• _Exercise brief_
Find the lines holding "structure" and copy them.

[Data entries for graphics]
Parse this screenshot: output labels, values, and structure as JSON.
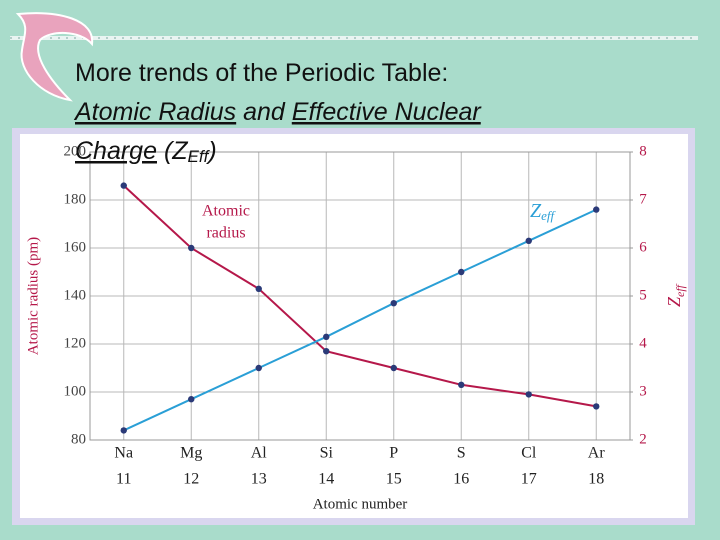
{
  "slide": {
    "title": [
      [
        {
          "text": "More trends of the Periodic Table:"
        }
      ],
      [
        {
          "text": "Atomic Radius",
          "underline": true
        },
        {
          "text": " and "
        },
        {
          "text": "Effective Nuclear",
          "underline": true
        }
      ],
      [
        {
          "text": "Charge",
          "underline": true
        },
        {
          "text": " (Z"
        },
        {
          "text": "Eff",
          "sub": true
        },
        {
          "text": ")"
        }
      ]
    ]
  },
  "chart_data": {
    "type": "line",
    "categories": [
      "Na",
      "Mg",
      "Al",
      "Si",
      "P",
      "S",
      "Cl",
      "Ar"
    ],
    "category_numbers": [
      11,
      12,
      13,
      14,
      15,
      16,
      17,
      18
    ],
    "xlabel": "Atomic number",
    "ylabel": "Atomic radius (pm)",
    "y2label": {
      "text": "Z",
      "sub": "eff"
    },
    "ylim": [
      80,
      200
    ],
    "yticks": [
      80,
      100,
      120,
      140,
      160,
      180,
      200
    ],
    "y2lim": [
      2,
      8
    ],
    "y2ticks": [
      2,
      3,
      4,
      5,
      6,
      7,
      8
    ],
    "grid": true,
    "series": [
      {
        "color": "#b5184a",
        "values": [
          186,
          160,
          143,
          117,
          110,
          103,
          99,
          94
        ]
      },
      {
        "color": "#2a9fd6",
        "axis": "y2",
        "values": [
          2.2,
          2.85,
          3.5,
          4.15,
          4.85,
          5.5,
          6.15,
          6.8
        ]
      }
    ],
    "annotations": [
      {
        "lines": [
          "Atomic",
          "radius"
        ],
        "color": "#b5184a"
      },
      {
        "text": "Z",
        "sub": "eff",
        "color": "#2a9fd6"
      }
    ]
  }
}
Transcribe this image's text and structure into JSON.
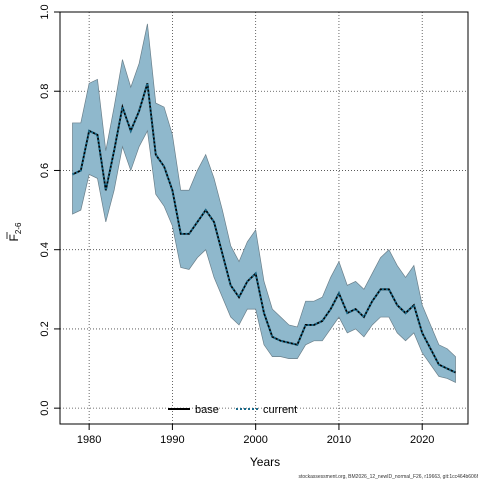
{
  "chart_data": {
    "type": "line",
    "xlabel": "Years",
    "ylabel_main": "F",
    "ylabel_sub": "2-6",
    "xlim": [
      1976.5,
      2025.5
    ],
    "ylim": [
      -0.04,
      1.0
    ],
    "x_ticks": [
      1980,
      1990,
      2000,
      2010,
      2020
    ],
    "y_ticks": [
      0.0,
      0.2,
      0.4,
      0.6,
      0.8,
      1.0
    ],
    "x_tick_labels": [
      "1980",
      "1990",
      "2000",
      "2010",
      "2020"
    ],
    "y_tick_labels": [
      "0.0",
      "0.2",
      "0.4",
      "0.6",
      "0.8",
      "1.0"
    ],
    "grid": true,
    "legend_position": "bottom",
    "legend": [
      {
        "label": "base",
        "style": "solid",
        "color": "#000000"
      },
      {
        "label": "current",
        "style": "dotted",
        "color": "#1a6a8a"
      }
    ],
    "band_color": "#8fb8cc",
    "band_edge_color": "#6a7f8a",
    "years": [
      1978,
      1979,
      1980,
      1981,
      1982,
      1983,
      1984,
      1985,
      1986,
      1987,
      1988,
      1989,
      1990,
      1991,
      1992,
      1993,
      1994,
      1995,
      1996,
      1997,
      1998,
      1999,
      2000,
      2001,
      2002,
      2003,
      2004,
      2005,
      2006,
      2007,
      2008,
      2009,
      2010,
      2011,
      2012,
      2013,
      2014,
      2015,
      2016,
      2017,
      2018,
      2019,
      2020,
      2021,
      2022,
      2023,
      2024
    ],
    "series": [
      {
        "name": "base",
        "values": [
          0.59,
          0.6,
          0.7,
          0.69,
          0.55,
          0.65,
          0.76,
          0.7,
          0.75,
          0.82,
          0.64,
          0.61,
          0.55,
          0.44,
          0.44,
          0.47,
          0.5,
          0.47,
          0.39,
          0.31,
          0.28,
          0.32,
          0.34,
          0.24,
          0.18,
          0.17,
          0.165,
          0.16,
          0.21,
          0.21,
          0.22,
          0.25,
          0.29,
          0.24,
          0.25,
          0.23,
          0.27,
          0.3,
          0.3,
          0.26,
          0.24,
          0.26,
          0.19,
          0.15,
          0.11,
          0.1,
          0.09
        ]
      },
      {
        "name": "current",
        "values": [
          0.59,
          0.6,
          0.7,
          0.69,
          0.55,
          0.65,
          0.76,
          0.7,
          0.75,
          0.82,
          0.64,
          0.61,
          0.55,
          0.44,
          0.44,
          0.47,
          0.5,
          0.47,
          0.39,
          0.31,
          0.28,
          0.32,
          0.34,
          0.24,
          0.18,
          0.17,
          0.165,
          0.16,
          0.21,
          0.21,
          0.22,
          0.25,
          0.29,
          0.24,
          0.25,
          0.23,
          0.27,
          0.3,
          0.3,
          0.26,
          0.24,
          0.26,
          0.19,
          0.15,
          0.11,
          0.1,
          0.09
        ]
      }
    ],
    "upper": [
      0.72,
      0.72,
      0.82,
      0.83,
      0.65,
      0.76,
      0.88,
      0.81,
      0.87,
      0.97,
      0.77,
      0.76,
      0.69,
      0.55,
      0.55,
      0.6,
      0.64,
      0.58,
      0.5,
      0.41,
      0.37,
      0.42,
      0.45,
      0.32,
      0.25,
      0.23,
      0.21,
      0.205,
      0.27,
      0.27,
      0.28,
      0.33,
      0.37,
      0.31,
      0.32,
      0.3,
      0.34,
      0.38,
      0.4,
      0.36,
      0.33,
      0.36,
      0.26,
      0.21,
      0.16,
      0.15,
      0.13
    ],
    "lower": [
      0.49,
      0.5,
      0.59,
      0.58,
      0.47,
      0.55,
      0.66,
      0.6,
      0.66,
      0.7,
      0.54,
      0.51,
      0.46,
      0.355,
      0.35,
      0.38,
      0.4,
      0.33,
      0.28,
      0.23,
      0.21,
      0.25,
      0.25,
      0.16,
      0.13,
      0.13,
      0.125,
      0.125,
      0.16,
      0.17,
      0.17,
      0.2,
      0.23,
      0.19,
      0.2,
      0.18,
      0.21,
      0.23,
      0.23,
      0.19,
      0.17,
      0.19,
      0.14,
      0.11,
      0.08,
      0.075,
      0.065
    ]
  },
  "footer_text": "stockassessment.org, BM2026_12_newID_normal_F26, r19663, git:1cc464b606f"
}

• _Task solution_
Parse this screenshot: output labels, values, and structure as JSON.
Transcribe this image's text and structure into JSON.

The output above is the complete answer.